DATA RECORDS:
========================================================================
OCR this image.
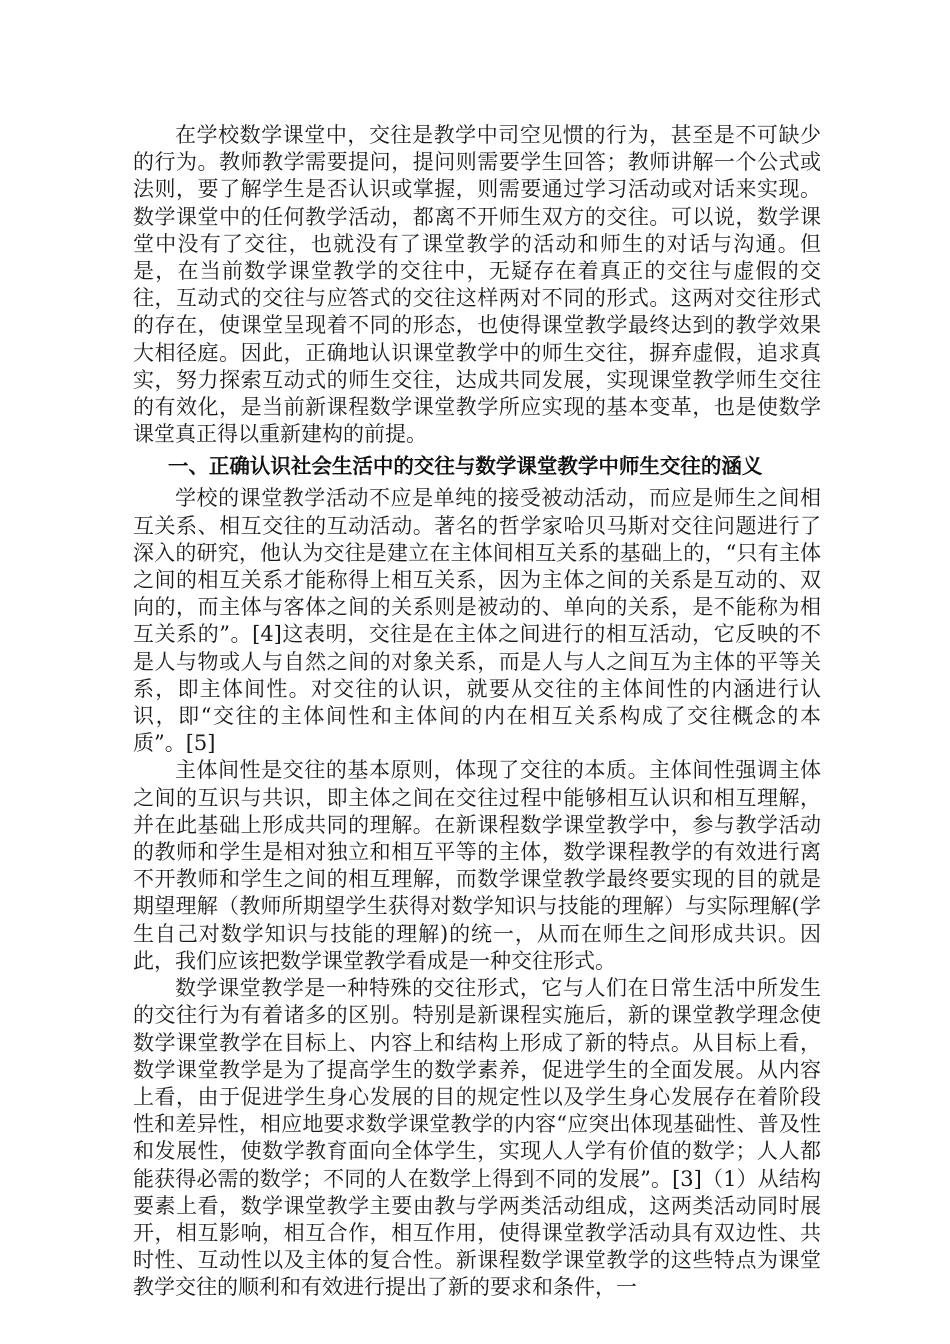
在学校数学课堂中，交往是教学中司空见惯的行为，甚至是不可缺少的行为。教师教学需要提问，提问则需要学生回答；教师讲解一个公式或法则，要了解学生是否认识或掌握，则需要通过学习活动或对话来实现。数学课堂中的任何教学活动，都离不开师生双方的交往。可以说，数学课堂中没有了交往，也就没有了课堂教学的活动和师生的对话与沟通。但是，在当前数学课堂教学的交往中，无疑存在着真正的交往与虚假的交往，互动式的交往与应答式的交往这样两对不同的形式。这两对交往形式的存在，使课堂呈现着不同的形态，也使得课堂教学最终达到的教学效果大相径庭。因此，正确地认识课堂教学中的师生交往，摒弃虚假，追求真实，努力探索互动式的师生交往，达成共同发展，实现课堂教学师生交往的有效化，是当前新课程数学课堂教学所应实现的基本变革，也是使数学课堂真正得以重新建构的前提。

一、正确认识社会生活中的交往与数学课堂教学中师生交往的涵义

学校的课堂教学活动不应是单纯的接受被动活动，而应是师生之间相互关系、相互交往的互动活动。著名的哲学家哈贝马斯对交往问题进行了深入的研究，他认为交往是建立在主体间相互关系的基础上的，“只有主体之间的相互关系才能称得上相互关系，因为主体之间的关系是互动的、双向的，而主体与客体之间的关系则是被动的、单向的关系，是不能称为相互关系的”。[4]这表明，交往是在主体之间进行的相互活动，它反映的不是人与物或人与自然之间的对象关系，而是人与人之间互为主体的平等关系，即主体间性。对交往的认识，就要从交往的主体间性的内涵进行认识，即“交往的主体间性和主体间的内在相互关系构成了交往概念的本质”。[5]

主体间性是交往的基本原则，体现了交往的本质。主体间性强调主体之间的互识与共识，即主体之间在交往过程中能够相互认识和相互理解，并在此基础上形成共同的理解。在新课程数学课堂教学中，参与教学活动的教师和学生是相对独立和相互平等的主体，数学课程教学的有效进行离不开教师和学生之间的相互理解，而数学课堂教学最终要实现的目的就是期望理解（教师所期望学生获得对数学知识与技能的理解）与实际理解(学生自己对数学知识与技能的理解)的统一，从而在师生之间形成共识。因此，我们应该把数学课堂教学看成是一种交往形式。

数学课堂教学是一种特殊的交往形式，它与人们在日常生活中所发生的交往行为有着诸多的区别。特别是新课程实施后，新的课堂教学理念使数学课堂教学在目标上、内容上和结构上形成了新的特点。从目标上看，数学课堂教学是为了提高学生的数学素养，促进学生的全面发展。从内容上看，由于促进学生身心发展的目的规定性以及学生身心发展存在着阶段性和差异性，相应地要求数学课堂教学的内容“应突出体现基础性、普及性和发展性，使数学教育面向全体学生，实现人人学有价值的数学；人人都能获得必需的数学；不同的人在数学上得到不同的发展”。[3]（1）从结构要素上看，数学课堂教学主要由教与学两类活动组成，这两类活动同时展开，相互影响，相互合作，相互作用，使得课堂教学活动具有双边性、共时性、互动性以及主体的复合性。新课程数学课堂教学的这些特点为课堂教学交往的顺利和有效进行提出了新的要求和条件，一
========================================================================
WHAT IS BEING ASKED: Could you repeat all of the material exactly? Pictures should not be copied.

RESPONSE TO THIS EXERCISE:
OCR this image.
在学校数学课堂中，交往是教学中司空见惯的行为，甚至是不可缺少的行为。教师教学需要提问，提问则需要学生回答；教师讲解一个公式或法则，要了解学生是否认识或掌握，则需要通过学习活动或对话来实现。数学课堂中的任何教学活动，都离不开师生双方的交往。可以说，数学课堂中没有了交往，也就没有了课堂教学的活动和师生的对话与沟通。但是，在当前数学课堂教学的交往中，无疑存在着真正的交往与虚假的交往，互动式的交往与应答式的交往这样两对不同的形式。这两对交往形式的存在，使课堂呈现着不同的形态，也使得课堂教学最终达到的教学效果大相径庭。因此，正确地认识课堂教学中的师生交往，摒弃虚假，追求真实，努力探索互动式的师生交往，达成共同发展，实现课堂教学师生交往的有效化，是当前新课程数学课堂教学所应实现的基本变革，也是使数学课堂真正得以重新建构的前提。

一、正确认识社会生活中的交往与数学课堂教学中师生交往的涵义

学校的课堂教学活动不应是单纯的接受被动活动，而应是师生之间相互关系、相互交往的互动活动。著名的哲学家哈贝马斯对交往问题进行了深入的研究，他认为交往是建立在主体间相互关系的基础上的，“只有主体之间的相互关系才能称得上相互关系，因为主体之间的关系是互动的、双向的，而主体与客体之间的关系则是被动的、单向的关系，是不能称为相互关系的”。[4]这表明，交往是在主体之间进行的相互活动，它反映的不是人与物或人与自然之间的对象关系，而是人与人之间互为主体的平等关系，即主体间性。对交往的认识，就要从交往的主体间性的内涵进行认识，即“交往的主体间性和主体间的内在相互关系构成了交往概念的本质”。[5]

主体间性是交往的基本原则，体现了交往的本质。主体间性强调主体之间的互识与共识，即主体之间在交往过程中能够相互认识和相互理解，并在此基础上形成共同的理解。在新课程数学课堂教学中，参与教学活动的教师和学生是相对独立和相互平等的主体，数学课程教学的有效进行离不开教师和学生之间的相互理解，而数学课堂教学最终要实现的目的就是期望理解（教师所期望学生获得对数学知识与技能的理解）与实际理解(学生自己对数学知识与技能的理解)的统一，从而在师生之间形成共识。因此，我们应该把数学课堂教学看成是一种交往形式。

数学课堂教学是一种特殊的交往形式，它与人们在日常生活中所发生的交往行为有着诸多的区别。特别是新课程实施后，新的课堂教学理念使数学课堂教学在目标上、内容上和结构上形成了新的特点。从目标上看，数学课堂教学是为了提高学生的数学素养，促进学生的全面发展。从内容上看，由于促进学生身心发展的目的规定性以及学生身心发展存在着阶段性和差异性，相应地要求数学课堂教学的内容“应突出体现基础性、普及性和发展性，使数学教育面向全体学生，实现人人学有价值的数学；人人都能获得必需的数学；不同的人在数学上得到不同的发展”。[3]（1）从结构要素上看，数学课堂教学主要由教与学两类活动组成，这两类活动同时展开，相互影响，相互合作，相互作用，使得课堂教学活动具有双边性、共时性、互动性以及主体的复合性。新课程数学课堂教学的这些特点为课堂教学交往的顺利和有效进行提出了新的要求和条件，一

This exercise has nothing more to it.